Lake Howden, Moir's Guidebook 1925
Lake Howden, 2014
We headed up to Key Summit for the views across to the Darrens and down the Eglinton, though the sense of isolation was challenged by the crowds who had walked in from the Te Anau Milford road.
Key Summit
Masterchef has a lot to answer for. On the hut veranda yet another competitive culinary creation was setting, the cook having carried plastic wine glasses for three days along with the ingredients for Crème brûlée.

The standard Routeburn track route heads out to the Milford - Te Anau road from Howden, but we'd decided to make our way back to Lake Wakatipu via the Caples valley.

Weather in 1965 was just something that happened - you looked out the window to see it. Now 8:30am is weather time - the warden emerges from a radio seance with DOC central, and posts the forecast on a whiteboard.
Warden Phil breaks the news - it's raining
We were a bit envious of a group that had anticipated the pluviality with golf umbrellas, and wended their way up to McKellar Pass like an advancing column of toadstools.

The cool rain encouraged us to keep going with minimal stops to cover the 20km to Mid-Caples hut, and made good time on the track, now a digger-built highway cutting a swathe through the beech forest.  As we came clear of the divide, the rains eased and we'd dried and warmed by the time we arrived at the newly opened hut.

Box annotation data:
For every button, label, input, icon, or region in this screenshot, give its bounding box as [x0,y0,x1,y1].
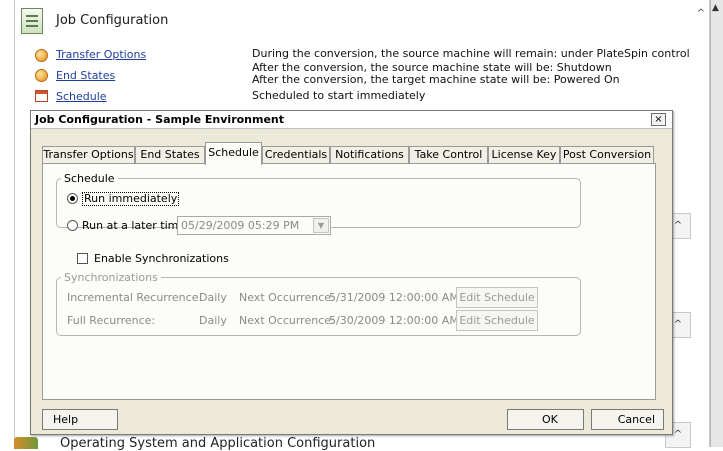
calendar-icon [35,90,48,102]
transfer-options-link[interactable]: Transfer Options [56,48,146,61]
schedule-tab-page: Schedule Run immediately Run at a later … [42,163,656,400]
schedule-group-label: Schedule [64,172,115,185]
schedule-description: Scheduled to start immediately [252,89,426,102]
cancel-button[interactable]: Cancel [591,409,664,430]
run-immediately-label[interactable]: Run immediately [82,192,180,206]
transfer-options-description: During the conversion, the source machin… [252,47,690,60]
dialog-title: Job Configuration - Sample Environment [35,113,285,126]
synchronizations-group-label: Synchronizations [64,271,158,284]
full-recurrence-label: Full Recurrence: [67,314,156,327]
os-app-config-section-title[interactable]: Operating System and Application Configu… [60,436,375,451]
incremental-next-occurrence-label: Next Occurrence: [239,291,335,304]
full-next-occurrence-label: Next Occurrence: [239,314,335,327]
tab-notifications[interactable]: Notifications [330,146,409,164]
schedule-link[interactable]: Schedule [56,90,107,103]
enable-synchronizations-checkbox[interactable] [77,253,88,264]
help-button[interactable]: Help [42,409,118,430]
full-next-occurrence-value: 5/30/2009 12:00:00 AM [329,314,459,327]
tab-license-key[interactable]: License Key [488,146,560,164]
tab-take-control[interactable]: Take Control [409,146,488,164]
scrollbar[interactable]: ▲ [710,0,723,447]
end-states-icon [35,69,48,82]
transfer-options-icon [35,49,48,62]
enable-synchronizations-label[interactable]: Enable Synchronizations [94,252,229,265]
tab-transfer-options[interactable]: Transfer Options [42,146,135,164]
full-recurrence-frequency: Daily [199,314,227,327]
end-states-target-description: After the conversion, the target machine… [252,73,620,86]
incremental-recurrence-label: Incremental Recurrence: [67,291,203,304]
edit-incremental-schedule-button[interactable]: Edit Schedule [456,287,538,308]
dialog-titlebar[interactable]: Job Configuration - Sample Environment × [31,111,672,129]
panel-title: Job Configuration [56,13,169,28]
incremental-recurrence-frequency: Daily [199,291,227,304]
scroll-up-arrow-icon[interactable]: ▲ [712,3,719,13]
job-configuration-icon [21,8,43,34]
collapse-chevron-icon[interactable]: ^ [694,8,708,19]
end-states-link[interactable]: End States [56,69,115,82]
ok-button[interactable]: OK [507,409,584,430]
incremental-next-occurrence-value: 5/31/2009 12:00:00 AM [329,291,459,304]
run-later-radio[interactable] [67,220,78,231]
schedule-datetime-select[interactable]: 05/29/2009 05:29 PM ▼ [177,216,331,235]
schedule-datetime-value: 05/29/2009 05:29 PM [181,219,300,232]
tab-credentials[interactable]: Credentials [262,146,330,164]
job-configuration-dialog: Job Configuration - Sample Environment ×… [30,110,673,435]
run-later-label[interactable]: Run at a later time [82,219,185,232]
tab-post-conversion[interactable]: Post Conversion [560,146,654,164]
chevron-down-icon[interactable]: ▼ [313,218,329,233]
os-app-config-icon [14,437,38,449]
tab-schedule[interactable]: Schedule [205,142,262,165]
run-immediately-radio[interactable] [67,193,78,204]
edit-full-schedule-button[interactable]: Edit Schedule [456,310,538,331]
close-icon[interactable]: × [651,113,666,126]
tab-end-states[interactable]: End States [135,146,205,164]
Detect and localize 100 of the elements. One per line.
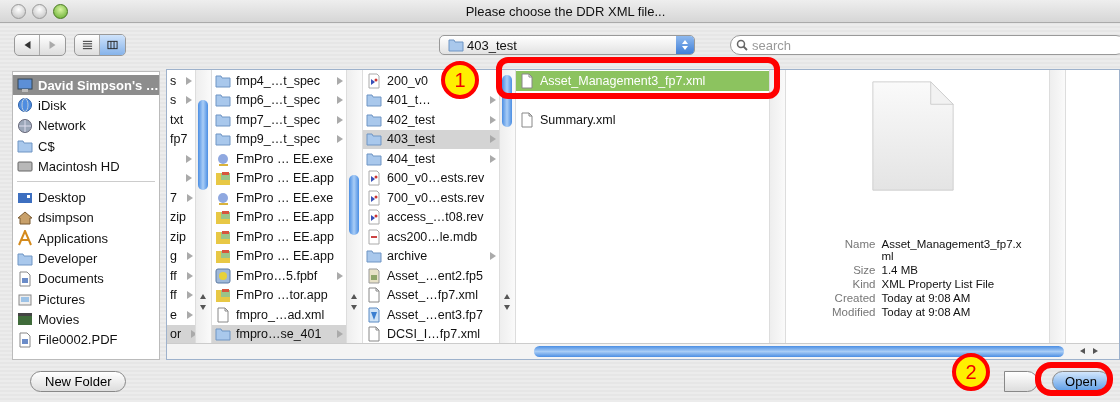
folder-icon	[366, 111, 382, 128]
scrollbar-track[interactable]	[167, 343, 1119, 359]
file-name[interactable]: Asset_…fp7.xml	[387, 288, 478, 303]
file-name[interactable]: access_…t08.rev	[387, 210, 484, 225]
info-value: Asset_Management3_fp7.xml	[881, 238, 1023, 262]
file-row[interactable]: or	[167, 324, 195, 343]
list-icon	[81, 40, 93, 50]
file-name[interactable]: fmpro_…ad.xml	[236, 307, 325, 322]
file-name: or	[170, 327, 182, 342]
file-name[interactable]: 700_v0…ests.rev	[387, 190, 485, 205]
scrollbar-track[interactable]	[195, 70, 212, 343]
sidebar-item[interactable]: dsimpson	[13, 207, 159, 229]
folder-icon	[366, 92, 382, 109]
file-name[interactable]: fmp9_…t_spec	[236, 132, 321, 147]
column-view-button[interactable]	[100, 35, 125, 55]
file-name[interactable]: FmPro…5.fpbf	[236, 268, 318, 283]
zoom-button[interactable]	[53, 3, 68, 19]
scrollbar-track[interactable]	[346, 70, 363, 343]
file-name[interactable]: FmPro … EE.exe	[236, 190, 334, 205]
file-name[interactable]: s	[170, 73, 177, 88]
picture-frame-icon	[17, 291, 33, 308]
scrollbar-thumb[interactable]	[198, 100, 208, 190]
sidebar-item[interactable]: Macintosh HD	[13, 156, 159, 177]
step-badge: 2	[952, 353, 990, 391]
file-name[interactable]: fp7	[170, 132, 188, 147]
file-name[interactable]: archive	[387, 249, 428, 264]
file-name[interactable]: 200_v0	[387, 73, 428, 88]
minimize-button[interactable]	[32, 3, 47, 19]
file-row[interactable]: fmpro…se_401	[212, 324, 346, 343]
info-label: Size	[852, 264, 876, 276]
file-name[interactable]: FmPro … EE.app	[236, 229, 334, 244]
sidebar-item[interactable]: Applications	[13, 228, 159, 249]
file-name[interactable]: txt	[170, 112, 184, 127]
file-name[interactable]: fmp6_…t_spec	[236, 93, 321, 108]
file-name[interactable]: acs200…le.mdb	[387, 229, 478, 244]
file-name[interactable]: 7	[170, 190, 177, 205]
info-label: Kind	[851, 278, 876, 290]
file-name[interactable]: fmp7_…t_spec	[236, 112, 321, 127]
file-name[interactable]: zip	[170, 229, 186, 244]
folder-icon	[215, 92, 231, 109]
info-value: Today at 9:08 AM	[881, 306, 972, 318]
file-name[interactable]: Summary.xml	[540, 112, 616, 127]
file-icon	[366, 72, 382, 89]
scrollbar-thumb[interactable]	[349, 175, 359, 235]
button[interactable]	[1004, 370, 1038, 392]
file-icon	[366, 170, 382, 187]
house-icon	[17, 209, 33, 226]
folder-icon	[448, 37, 464, 53]
file-name[interactable]: FmPro … EE.exe	[236, 151, 334, 166]
file-name[interactable]: FmPro … EE.app	[236, 210, 334, 225]
sidebar-item[interactable]: C$	[13, 135, 159, 157]
close-button[interactable]	[11, 3, 26, 19]
document-icon	[366, 326, 382, 343]
search-icon	[736, 39, 748, 51]
document-icon	[870, 80, 955, 192]
file-name[interactable]: e	[170, 307, 177, 322]
app-icon	[215, 248, 231, 265]
file-name[interactable]: Asset_…ent2.fp5	[387, 268, 483, 283]
file-icon	[366, 209, 382, 226]
file-name[interactable]: ff	[170, 268, 177, 283]
monitor-icon	[17, 77, 33, 94]
search-field[interactable]: search	[730, 35, 1120, 55]
file-name[interactable]: FmPro … EE.app	[236, 249, 334, 264]
folder-icon	[366, 131, 382, 148]
sidebar-item[interactable]: File0002.PDF	[13, 329, 159, 350]
file-name: 403_test	[387, 132, 435, 147]
columns-icon	[107, 40, 118, 50]
sidebar-item[interactable]: Developer	[13, 248, 159, 269]
file-name[interactable]: 402_test	[387, 112, 435, 127]
file-name[interactable]: DCSI_I…fp7.xml	[387, 327, 481, 342]
scrollbar-thumb[interactable]	[534, 346, 1064, 357]
scrollbar-thumb[interactable]	[502, 75, 512, 127]
sidebar-item[interactable]: iDisk	[13, 95, 159, 116]
file-name[interactable]: ff	[170, 288, 177, 303]
sidebar-item[interactable]: Pictures	[13, 288, 159, 310]
info-value: XML Property List File	[881, 278, 996, 290]
file-icon	[366, 228, 382, 245]
scrollbar-track[interactable]	[499, 70, 516, 343]
file-name[interactable]: FmPro …tor.app	[236, 288, 328, 303]
sidebar-item[interactable]: Movies	[13, 309, 159, 330]
sidebar-item[interactable]: Desktop	[13, 187, 159, 208]
file-name[interactable]: zip	[170, 210, 186, 225]
document-icon	[519, 72, 535, 89]
file-name[interactable]: FmPro … EE.app	[236, 171, 334, 186]
package-icon	[215, 267, 231, 284]
folder-icon	[215, 72, 231, 89]
hard-drive-icon	[17, 158, 33, 175]
file-name[interactable]: 600_v0…ests.rev	[387, 171, 485, 186]
sidebar-item[interactable]: Documents	[13, 268, 159, 289]
file-name[interactable]: Asset_…ent3.fp7	[387, 307, 483, 322]
new-folder-button[interactable]: New Folder	[30, 370, 127, 392]
document-icon	[366, 287, 382, 304]
file-name[interactable]: s	[170, 93, 177, 108]
file-name[interactable]: g	[170, 249, 177, 264]
location-popup[interactable]: 403_test	[439, 35, 695, 55]
file-name[interactable]: 401_t…	[387, 93, 431, 108]
file-name[interactable]: 404_test	[387, 151, 435, 166]
file-name[interactable]: fmp4_…t_spec	[236, 73, 321, 88]
file-row[interactable]: 403_test	[363, 129, 499, 149]
sidebar-item[interactable]: Network	[13, 115, 159, 136]
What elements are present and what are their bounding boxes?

TASK OBJECTIVE: Continue the Routeburn and Caples tramping account from where it stops.

ANSWER:
It was a short last day down to join the Greenstone. Grazing cattle roamed the flats, an occasional flock of mohua twittered in the trees, and a bush robin posed in return for a boot scrape on the track to reveal juicy insect treats. So we were back to the 1965 starting point - instead of the Earnslaw at the wharf, our pre-ordered shuttle bus was waiting to whisk us back to Queenstown.
Greenstone road end, 1965
Greenstone road end 2014
After the 1965 trip I got a newspaper and (being the days before privacy principles) found my School Certificate results. At Queenstown Airport Marg made a beeline for an ATM and checked the balance - my first Government Super payment had gone in.


More photos on Flickr.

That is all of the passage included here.